**Texto proporcionado:**

•••

Bangkok (AsiaNews) - La International Commission of Jurists (ICJ) - organización no gubernamental nacida en 1952 con sede en Ginebra - difundió un documento que arroja luz sobre un aspecto hasta ahora poco considerado de la represión en Myanmar desde el golpe militar del 1 de febrero de 2021.
Basado en el testimonio de mujeres privadas de la libertad por el régimen y de abogados y activistas que hasta ahora han tratado de proteger sus derechos y su dignidad, Unseen and Unheard: Violations of the Human Rights of Women Deprived of Liberty in Myanmar, es un acto de acusación sobre los castigos físicos y psicológicos infligidos a muchas mujeres birmanas de diversos orígenes étnicos que fueron arrestadas o encarceladas. Hasta el 20 de junio - testifica Assistance Association for Political Prisoners Burma - casi 4.000 seguían detenidas y entre ellas 1.528 fueron condenadas por acusaciones falsas. Es un documento que también pueden utilizar aquellos que están llamados a probar y juzgar la acusación de genocidio que ya se ha formulado contra el régimen birmano.
“Después de arrestar y encarcelar arbitrariamente a mujeres y niñas por un legítimo activismo, las fuerzas armadas de Myanmar las sometieron a actos abominables de violencia de género que constituyen graves violaciones de los derechos humanos y crímenes de derecho internacional. Estos crímenes incluyen la tortura y los maltratos infligidos a prisioneras privadas intencionalmente de su libertad para causarles dolor y sufrimiento, y como herramienta para aplastar la disidencia”, explica Melissa Upreti, directora regional de CIJ para Asia y el Pacífico.

•••

**Tarea asignada:** Transcriba literalmente el fragmento del texto sobre las mujeres detenidas en Myanmar comprendido entre "Bangkok (AsiaNews) - La" y "febrero de 2021.", ambos incluidos.

**Datos para análisis:**
•••

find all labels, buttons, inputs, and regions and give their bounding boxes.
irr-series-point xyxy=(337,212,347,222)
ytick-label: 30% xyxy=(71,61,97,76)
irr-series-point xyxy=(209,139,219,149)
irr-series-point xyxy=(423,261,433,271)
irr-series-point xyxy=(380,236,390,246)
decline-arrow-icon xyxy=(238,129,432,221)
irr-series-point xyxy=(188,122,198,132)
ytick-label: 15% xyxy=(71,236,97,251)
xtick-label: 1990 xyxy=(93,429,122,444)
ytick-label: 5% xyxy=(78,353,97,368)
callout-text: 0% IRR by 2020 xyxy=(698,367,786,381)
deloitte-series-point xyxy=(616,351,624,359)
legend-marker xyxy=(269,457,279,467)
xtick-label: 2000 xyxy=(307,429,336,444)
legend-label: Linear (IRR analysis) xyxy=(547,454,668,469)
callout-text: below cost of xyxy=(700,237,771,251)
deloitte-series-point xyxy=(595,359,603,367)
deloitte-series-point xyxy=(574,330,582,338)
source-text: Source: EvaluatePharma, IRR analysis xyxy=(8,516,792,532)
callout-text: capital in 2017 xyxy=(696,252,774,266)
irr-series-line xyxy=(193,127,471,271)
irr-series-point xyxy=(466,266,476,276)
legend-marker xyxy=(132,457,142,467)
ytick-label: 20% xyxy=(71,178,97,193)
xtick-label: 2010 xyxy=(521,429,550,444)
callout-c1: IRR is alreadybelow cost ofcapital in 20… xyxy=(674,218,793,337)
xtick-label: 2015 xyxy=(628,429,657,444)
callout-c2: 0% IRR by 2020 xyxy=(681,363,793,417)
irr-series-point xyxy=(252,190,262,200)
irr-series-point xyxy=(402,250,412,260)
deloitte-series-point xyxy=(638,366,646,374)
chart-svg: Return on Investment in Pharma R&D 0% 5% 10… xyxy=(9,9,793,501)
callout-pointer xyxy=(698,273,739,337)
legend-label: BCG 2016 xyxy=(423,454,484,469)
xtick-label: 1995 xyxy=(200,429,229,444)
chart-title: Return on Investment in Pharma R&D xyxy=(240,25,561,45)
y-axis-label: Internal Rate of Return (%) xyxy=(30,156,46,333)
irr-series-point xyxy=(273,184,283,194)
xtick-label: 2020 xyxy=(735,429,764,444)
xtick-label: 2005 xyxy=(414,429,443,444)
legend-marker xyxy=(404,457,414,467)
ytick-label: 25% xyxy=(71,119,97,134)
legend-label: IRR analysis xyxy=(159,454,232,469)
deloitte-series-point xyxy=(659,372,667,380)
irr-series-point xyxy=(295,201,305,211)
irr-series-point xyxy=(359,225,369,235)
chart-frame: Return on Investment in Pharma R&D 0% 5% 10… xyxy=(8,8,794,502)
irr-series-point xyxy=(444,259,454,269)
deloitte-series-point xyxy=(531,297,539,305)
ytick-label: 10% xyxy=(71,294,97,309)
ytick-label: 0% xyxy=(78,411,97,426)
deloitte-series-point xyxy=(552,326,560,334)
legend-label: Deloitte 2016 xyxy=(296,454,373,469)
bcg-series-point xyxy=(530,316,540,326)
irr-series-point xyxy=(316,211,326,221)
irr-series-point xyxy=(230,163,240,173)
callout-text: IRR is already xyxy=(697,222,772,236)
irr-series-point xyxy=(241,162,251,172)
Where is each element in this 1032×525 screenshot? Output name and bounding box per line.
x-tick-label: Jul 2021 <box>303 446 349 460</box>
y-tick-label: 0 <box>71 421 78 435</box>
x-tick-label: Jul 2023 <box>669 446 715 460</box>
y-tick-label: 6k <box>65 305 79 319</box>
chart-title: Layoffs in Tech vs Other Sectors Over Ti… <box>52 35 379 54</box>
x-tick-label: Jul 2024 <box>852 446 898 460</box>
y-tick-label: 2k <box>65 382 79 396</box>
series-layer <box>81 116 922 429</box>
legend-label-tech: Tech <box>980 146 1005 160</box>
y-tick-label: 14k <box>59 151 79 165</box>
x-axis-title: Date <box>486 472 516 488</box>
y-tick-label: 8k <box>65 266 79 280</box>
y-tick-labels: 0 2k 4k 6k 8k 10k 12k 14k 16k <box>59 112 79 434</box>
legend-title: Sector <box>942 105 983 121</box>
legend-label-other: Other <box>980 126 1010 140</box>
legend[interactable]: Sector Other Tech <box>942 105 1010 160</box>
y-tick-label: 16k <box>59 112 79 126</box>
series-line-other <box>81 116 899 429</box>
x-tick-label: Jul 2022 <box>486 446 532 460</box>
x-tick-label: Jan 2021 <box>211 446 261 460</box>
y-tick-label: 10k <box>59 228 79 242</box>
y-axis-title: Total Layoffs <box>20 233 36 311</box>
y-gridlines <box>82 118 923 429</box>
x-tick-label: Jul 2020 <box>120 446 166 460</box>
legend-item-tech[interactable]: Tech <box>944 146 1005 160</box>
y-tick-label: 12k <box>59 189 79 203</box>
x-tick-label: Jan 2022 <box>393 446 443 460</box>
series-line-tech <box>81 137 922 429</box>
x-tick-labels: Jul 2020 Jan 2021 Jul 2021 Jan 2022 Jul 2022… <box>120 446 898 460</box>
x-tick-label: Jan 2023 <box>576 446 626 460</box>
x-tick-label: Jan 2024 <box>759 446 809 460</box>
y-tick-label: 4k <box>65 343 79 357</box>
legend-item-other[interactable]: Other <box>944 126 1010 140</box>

•••

**Ejercicio resuelto:**
Bangkok (AsiaNews) - La International Commission of Jurists (ICJ) - organización no gubernamental nacida en 1952 con sede en Ginebra - difundió un documento que arroja luz sobre un aspecto hasta ahora poco considerado de la represión en Myanmar desde el golpe militar del 1 de febrero de 2021.